=== INPUT RECORDS ===

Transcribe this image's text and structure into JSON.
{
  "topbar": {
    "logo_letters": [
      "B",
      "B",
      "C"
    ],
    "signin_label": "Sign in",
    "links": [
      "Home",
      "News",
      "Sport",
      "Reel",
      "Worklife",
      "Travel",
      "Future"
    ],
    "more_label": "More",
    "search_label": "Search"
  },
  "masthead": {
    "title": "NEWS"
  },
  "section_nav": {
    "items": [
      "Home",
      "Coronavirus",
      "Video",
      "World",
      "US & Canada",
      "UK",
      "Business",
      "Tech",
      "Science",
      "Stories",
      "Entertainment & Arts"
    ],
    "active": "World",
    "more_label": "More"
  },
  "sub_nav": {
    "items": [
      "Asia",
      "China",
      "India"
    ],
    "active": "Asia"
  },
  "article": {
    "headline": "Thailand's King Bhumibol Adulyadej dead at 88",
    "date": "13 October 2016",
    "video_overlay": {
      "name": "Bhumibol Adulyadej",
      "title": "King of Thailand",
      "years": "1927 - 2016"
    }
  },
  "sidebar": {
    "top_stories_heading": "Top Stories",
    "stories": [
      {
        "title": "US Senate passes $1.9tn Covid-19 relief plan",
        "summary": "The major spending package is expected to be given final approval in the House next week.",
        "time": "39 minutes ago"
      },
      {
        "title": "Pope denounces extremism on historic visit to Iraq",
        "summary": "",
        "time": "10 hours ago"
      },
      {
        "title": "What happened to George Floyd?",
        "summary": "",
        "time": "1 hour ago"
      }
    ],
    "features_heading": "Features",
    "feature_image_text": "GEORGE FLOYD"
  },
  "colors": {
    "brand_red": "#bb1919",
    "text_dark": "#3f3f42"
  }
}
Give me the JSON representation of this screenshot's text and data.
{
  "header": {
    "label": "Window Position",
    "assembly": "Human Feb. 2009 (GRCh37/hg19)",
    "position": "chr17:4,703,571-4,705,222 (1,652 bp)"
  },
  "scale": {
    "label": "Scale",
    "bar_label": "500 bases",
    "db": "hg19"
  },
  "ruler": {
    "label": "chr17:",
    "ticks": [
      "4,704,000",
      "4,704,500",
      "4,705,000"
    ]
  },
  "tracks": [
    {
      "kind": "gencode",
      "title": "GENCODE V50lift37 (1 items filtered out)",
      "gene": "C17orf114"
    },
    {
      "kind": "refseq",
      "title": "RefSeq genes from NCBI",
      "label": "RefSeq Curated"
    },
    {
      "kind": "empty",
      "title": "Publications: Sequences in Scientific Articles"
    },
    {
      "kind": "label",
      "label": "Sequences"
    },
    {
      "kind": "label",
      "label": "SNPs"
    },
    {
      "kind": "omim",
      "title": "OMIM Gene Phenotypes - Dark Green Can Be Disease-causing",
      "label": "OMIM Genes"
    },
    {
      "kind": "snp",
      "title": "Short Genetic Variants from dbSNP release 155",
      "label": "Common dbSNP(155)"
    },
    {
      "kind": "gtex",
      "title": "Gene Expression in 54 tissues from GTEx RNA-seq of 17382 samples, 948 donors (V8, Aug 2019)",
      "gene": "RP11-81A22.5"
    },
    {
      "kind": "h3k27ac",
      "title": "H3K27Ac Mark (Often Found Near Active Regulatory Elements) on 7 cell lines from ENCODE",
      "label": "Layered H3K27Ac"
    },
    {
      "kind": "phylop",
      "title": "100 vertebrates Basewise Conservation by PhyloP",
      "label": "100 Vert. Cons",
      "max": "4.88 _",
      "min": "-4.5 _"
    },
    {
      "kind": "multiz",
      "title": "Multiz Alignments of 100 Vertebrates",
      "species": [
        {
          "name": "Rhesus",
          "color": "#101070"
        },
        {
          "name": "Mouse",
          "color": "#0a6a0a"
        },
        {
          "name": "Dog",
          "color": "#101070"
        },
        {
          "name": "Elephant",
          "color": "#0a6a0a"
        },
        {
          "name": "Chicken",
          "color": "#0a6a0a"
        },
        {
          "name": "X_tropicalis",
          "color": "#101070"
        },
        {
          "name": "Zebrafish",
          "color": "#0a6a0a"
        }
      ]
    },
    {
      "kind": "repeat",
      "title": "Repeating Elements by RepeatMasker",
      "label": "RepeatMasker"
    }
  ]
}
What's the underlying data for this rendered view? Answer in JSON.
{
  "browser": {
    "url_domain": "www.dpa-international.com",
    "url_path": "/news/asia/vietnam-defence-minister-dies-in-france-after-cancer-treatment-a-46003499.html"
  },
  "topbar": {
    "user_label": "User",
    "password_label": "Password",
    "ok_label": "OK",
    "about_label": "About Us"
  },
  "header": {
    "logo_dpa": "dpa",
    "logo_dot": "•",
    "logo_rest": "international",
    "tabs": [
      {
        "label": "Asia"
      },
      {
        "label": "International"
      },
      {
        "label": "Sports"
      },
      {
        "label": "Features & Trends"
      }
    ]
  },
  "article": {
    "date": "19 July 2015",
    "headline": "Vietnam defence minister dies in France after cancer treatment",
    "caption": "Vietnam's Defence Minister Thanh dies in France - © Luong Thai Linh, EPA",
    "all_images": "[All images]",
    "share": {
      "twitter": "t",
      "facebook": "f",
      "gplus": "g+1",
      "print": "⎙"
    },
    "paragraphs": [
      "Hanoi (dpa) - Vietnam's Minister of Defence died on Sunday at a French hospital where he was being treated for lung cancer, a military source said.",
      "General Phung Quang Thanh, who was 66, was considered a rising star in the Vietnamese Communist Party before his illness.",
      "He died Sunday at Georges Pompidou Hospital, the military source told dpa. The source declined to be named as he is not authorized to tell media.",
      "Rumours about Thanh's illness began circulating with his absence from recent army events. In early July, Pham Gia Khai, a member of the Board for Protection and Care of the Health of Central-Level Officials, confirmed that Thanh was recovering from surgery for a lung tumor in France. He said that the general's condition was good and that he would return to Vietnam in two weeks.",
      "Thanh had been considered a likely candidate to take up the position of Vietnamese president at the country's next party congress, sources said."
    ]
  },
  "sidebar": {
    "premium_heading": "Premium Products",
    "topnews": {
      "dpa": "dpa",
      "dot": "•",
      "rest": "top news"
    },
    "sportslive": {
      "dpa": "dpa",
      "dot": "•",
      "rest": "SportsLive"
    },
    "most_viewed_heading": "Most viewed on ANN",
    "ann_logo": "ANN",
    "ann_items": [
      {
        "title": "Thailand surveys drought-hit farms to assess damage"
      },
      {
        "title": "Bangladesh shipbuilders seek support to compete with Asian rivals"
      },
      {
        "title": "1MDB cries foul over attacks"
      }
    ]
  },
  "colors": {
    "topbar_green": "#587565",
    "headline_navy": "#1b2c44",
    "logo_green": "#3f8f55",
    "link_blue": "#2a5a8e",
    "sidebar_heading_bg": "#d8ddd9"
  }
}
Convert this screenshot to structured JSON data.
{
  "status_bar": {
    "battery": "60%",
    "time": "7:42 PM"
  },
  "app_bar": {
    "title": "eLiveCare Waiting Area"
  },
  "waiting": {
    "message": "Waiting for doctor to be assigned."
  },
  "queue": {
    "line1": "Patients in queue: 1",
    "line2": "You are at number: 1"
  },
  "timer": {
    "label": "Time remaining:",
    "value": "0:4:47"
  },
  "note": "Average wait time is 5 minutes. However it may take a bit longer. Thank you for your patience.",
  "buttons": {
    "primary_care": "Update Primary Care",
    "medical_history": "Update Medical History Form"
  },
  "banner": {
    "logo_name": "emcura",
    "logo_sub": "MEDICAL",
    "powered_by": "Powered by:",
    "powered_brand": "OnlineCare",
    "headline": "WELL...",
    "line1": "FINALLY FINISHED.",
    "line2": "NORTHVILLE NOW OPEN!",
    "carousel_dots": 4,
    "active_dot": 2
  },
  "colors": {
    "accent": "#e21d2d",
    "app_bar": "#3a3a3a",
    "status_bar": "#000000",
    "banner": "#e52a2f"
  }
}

===

For each line in the entries that holds "this", return that line.

#### [EXERCISE RESULT]
Transcribe this image's text and structure into JSON.
Give me the JSON representation of this screenshot's text and data.
What's the underlying data for this rendered view? Answer in JSON.
Convert this screenshot to structured JSON data.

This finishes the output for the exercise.